::: Material provided
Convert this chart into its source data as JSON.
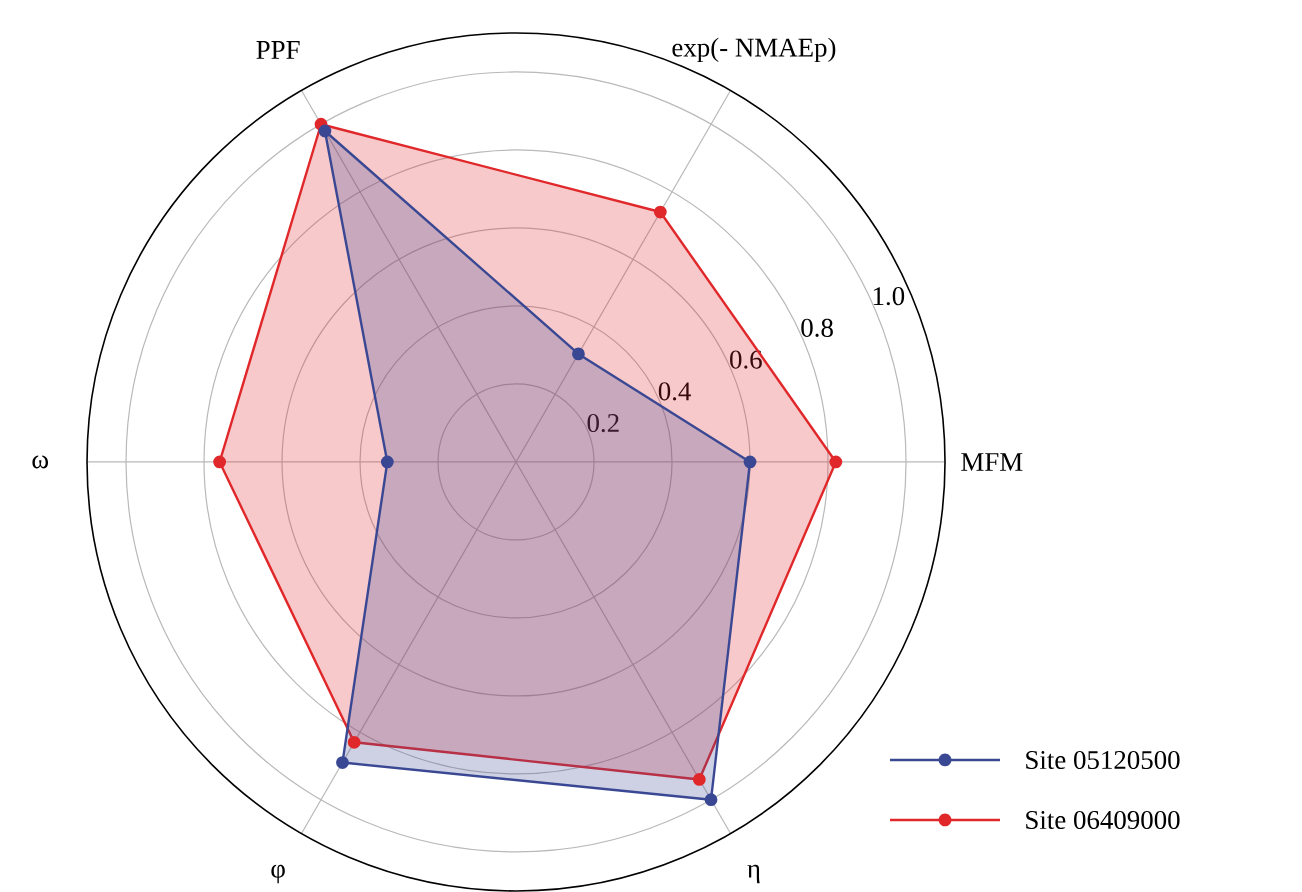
{
  "chart_data": {
    "type": "radar",
    "categories": [
      "exp(- NMAEp)",
      "MFM",
      "η",
      "φ",
      "ω",
      "PPF"
    ],
    "ylim": [
      0,
      1.1
    ],
    "yticks": [
      0.2,
      0.4,
      0.6,
      0.8,
      {
        "value": 1.0,
        "label": "1.0"
      }
    ],
    "grid": true,
    "legend": "bottom right",
    "marker": "circle",
    "series": [
      {
        "name": "Site 05120500",
        "color": "#3a4894",
        "values": [
          0.32,
          0.6,
          1.0,
          0.89,
          0.33,
          0.98
        ]
      },
      {
        "name": "Site 06409000",
        "color": "#e0282b",
        "values": [
          0.74,
          0.82,
          0.94,
          0.83,
          0.76,
          1.0
        ]
      }
    ]
  }
}
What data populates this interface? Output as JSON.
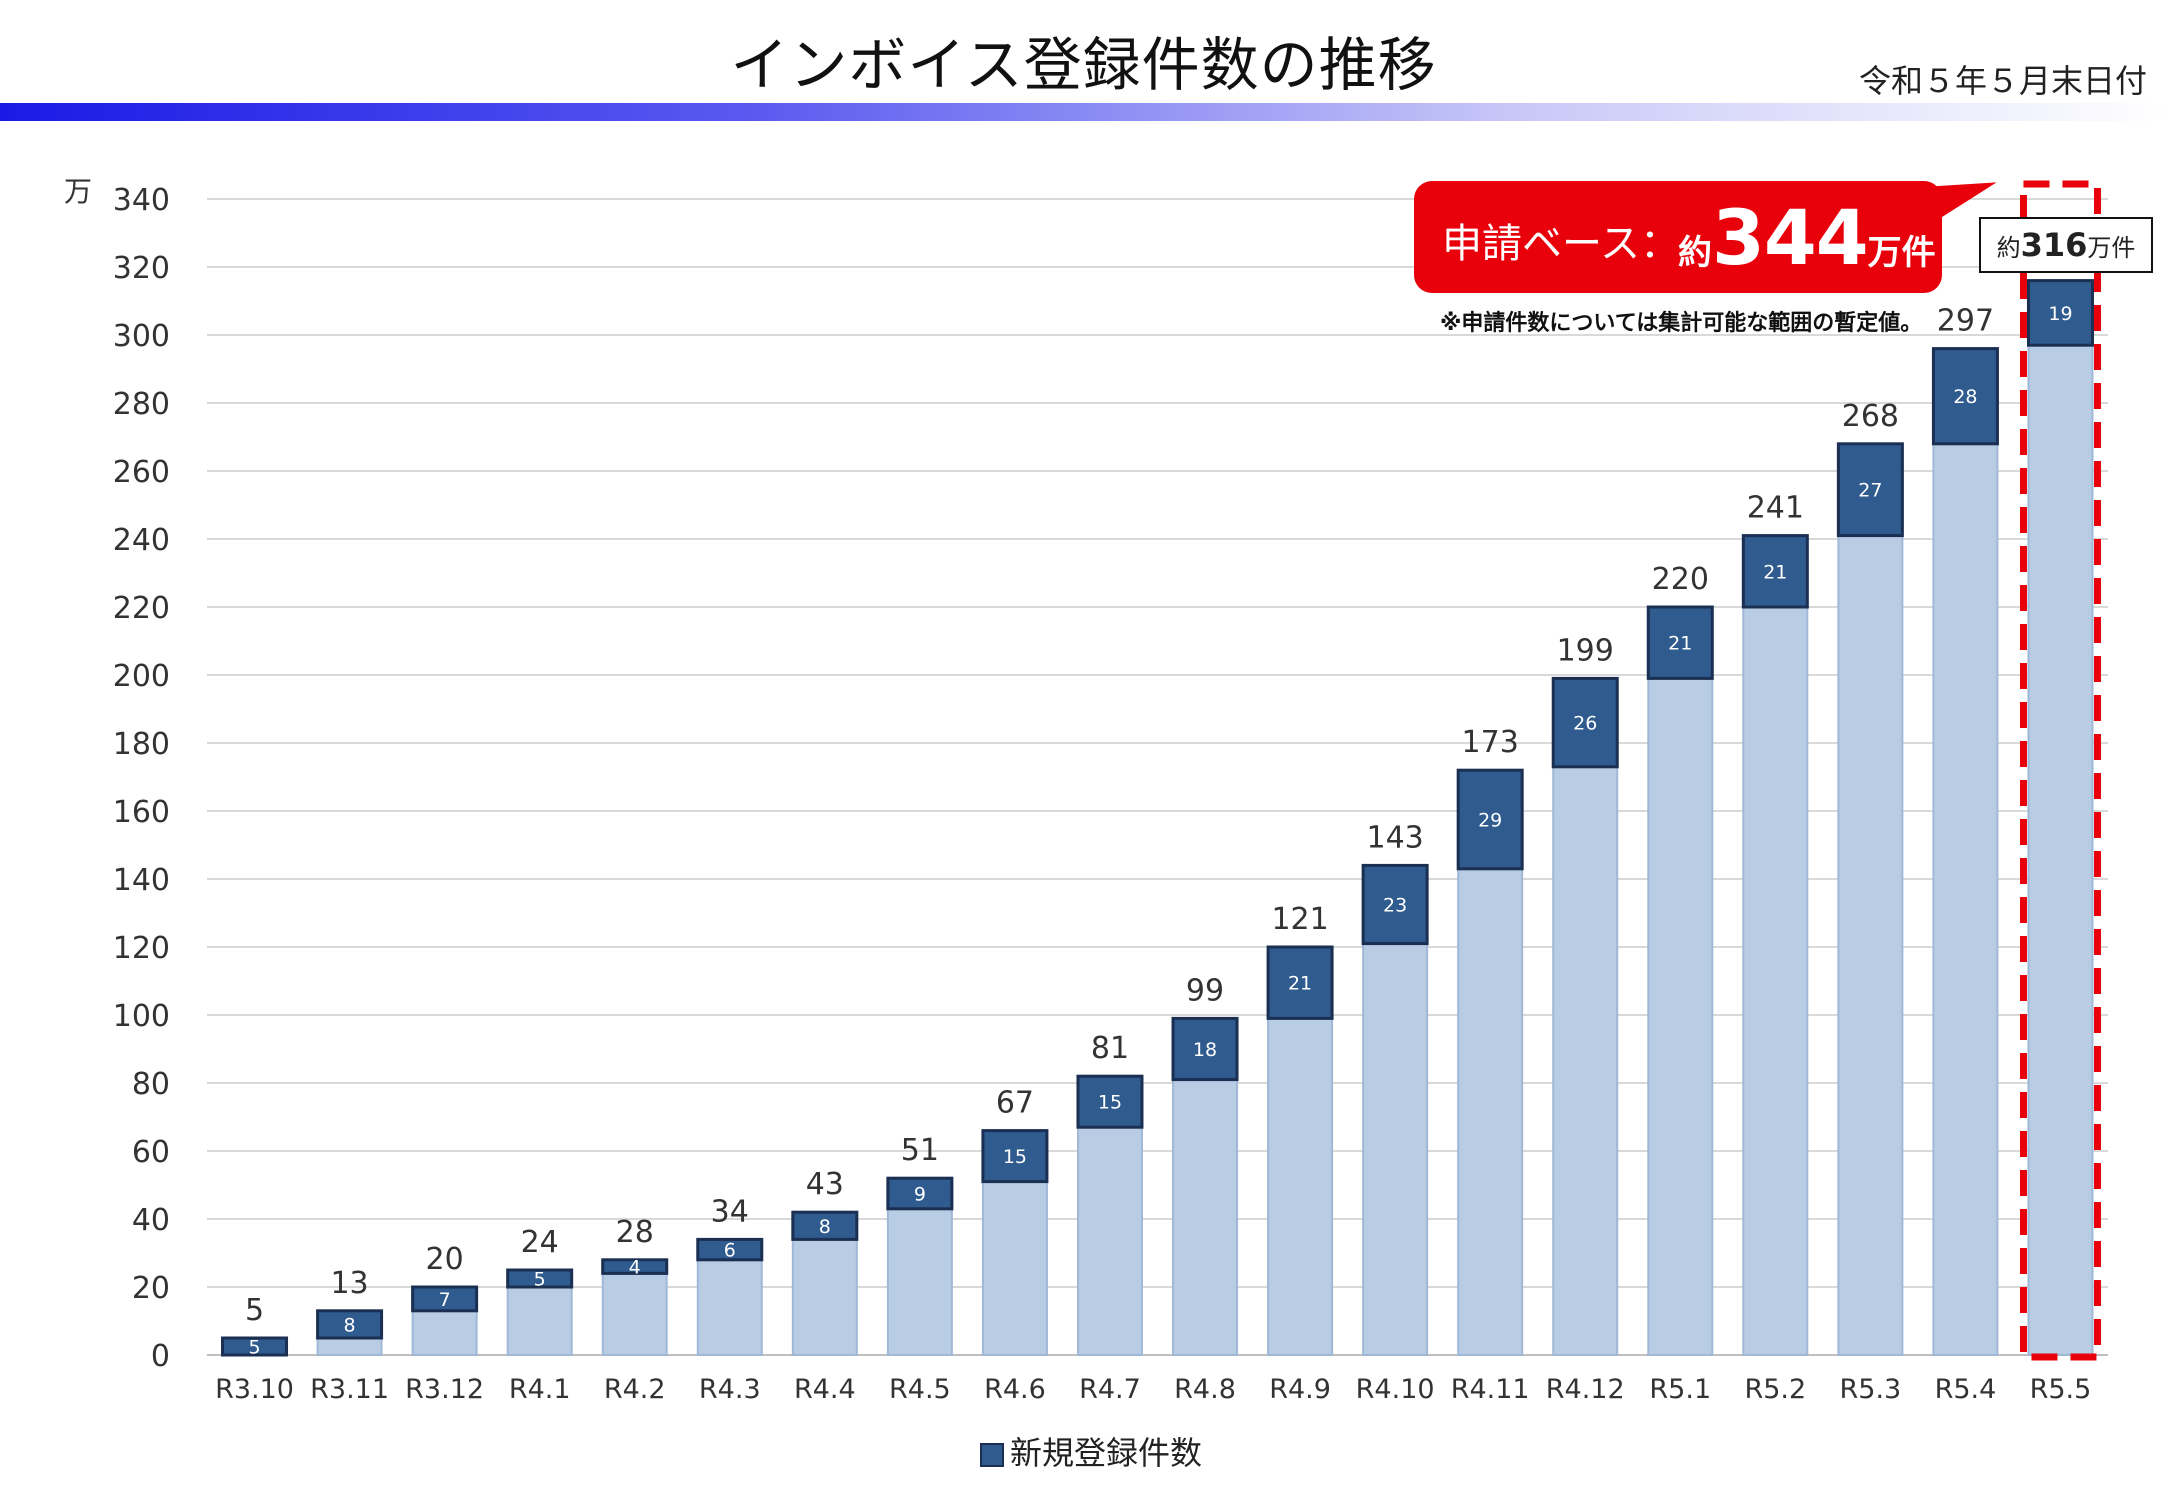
{
  "page": {
    "title": "インボイス登録件数の推移",
    "date_note": "令和５年５月末日付"
  },
  "callout": {
    "label": "申請ベース：",
    "value_prefix": "約",
    "value": "344",
    "value_unit": "万件",
    "note": "※申請件数については集計可能な範囲の暫定値。"
  },
  "approx_label": {
    "prefix": "約",
    "value": "316",
    "unit": "万件"
  },
  "colors": {
    "base_bar": "#b8cce4",
    "new_bar": "#2f5b8f",
    "new_bar_border": "#1a2f52",
    "callout": "#e8000b",
    "highlight_dash": "#e8000b",
    "grid": "#d9d9d9"
  },
  "chart_data": {
    "type": "bar",
    "stacked": true,
    "ylabel": "万",
    "ylim": [
      0,
      340
    ],
    "yticks": [
      0,
      20,
      40,
      60,
      80,
      100,
      120,
      140,
      160,
      180,
      200,
      220,
      240,
      260,
      280,
      300,
      320,
      340
    ],
    "categories": [
      "R3.10",
      "R3.11",
      "R3.12",
      "R4.1",
      "R4.2",
      "R4.3",
      "R4.4",
      "R4.5",
      "R4.6",
      "R4.7",
      "R4.8",
      "R4.9",
      "R4.10",
      "R4.11",
      "R4.12",
      "R5.1",
      "R5.2",
      "R5.3",
      "R5.4",
      "R5.5"
    ],
    "totals": [
      5,
      13,
      20,
      24,
      28,
      34,
      43,
      51,
      67,
      81,
      99,
      121,
      143,
      173,
      199,
      220,
      241,
      268,
      297,
      null
    ],
    "series": [
      {
        "name": "",
        "values": [
          0,
          5,
          13,
          20,
          24,
          28,
          34,
          43,
          51,
          67,
          81,
          99,
          121,
          143,
          173,
          199,
          220,
          241,
          268,
          297
        ]
      },
      {
        "name": "新規登録件数",
        "values": [
          5,
          8,
          7,
          5,
          4,
          6,
          8,
          9,
          15,
          15,
          18,
          21,
          23,
          29,
          26,
          21,
          21,
          27,
          28,
          19
        ]
      }
    ],
    "highlight_category": "R5.5",
    "grid": true,
    "legend_position": "bottom-center"
  }
}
::::::
Using the material above, gather every line that includes "Site".

**Exercise response**
        "name": "Site 05120500",
        "name": "Site 06409000",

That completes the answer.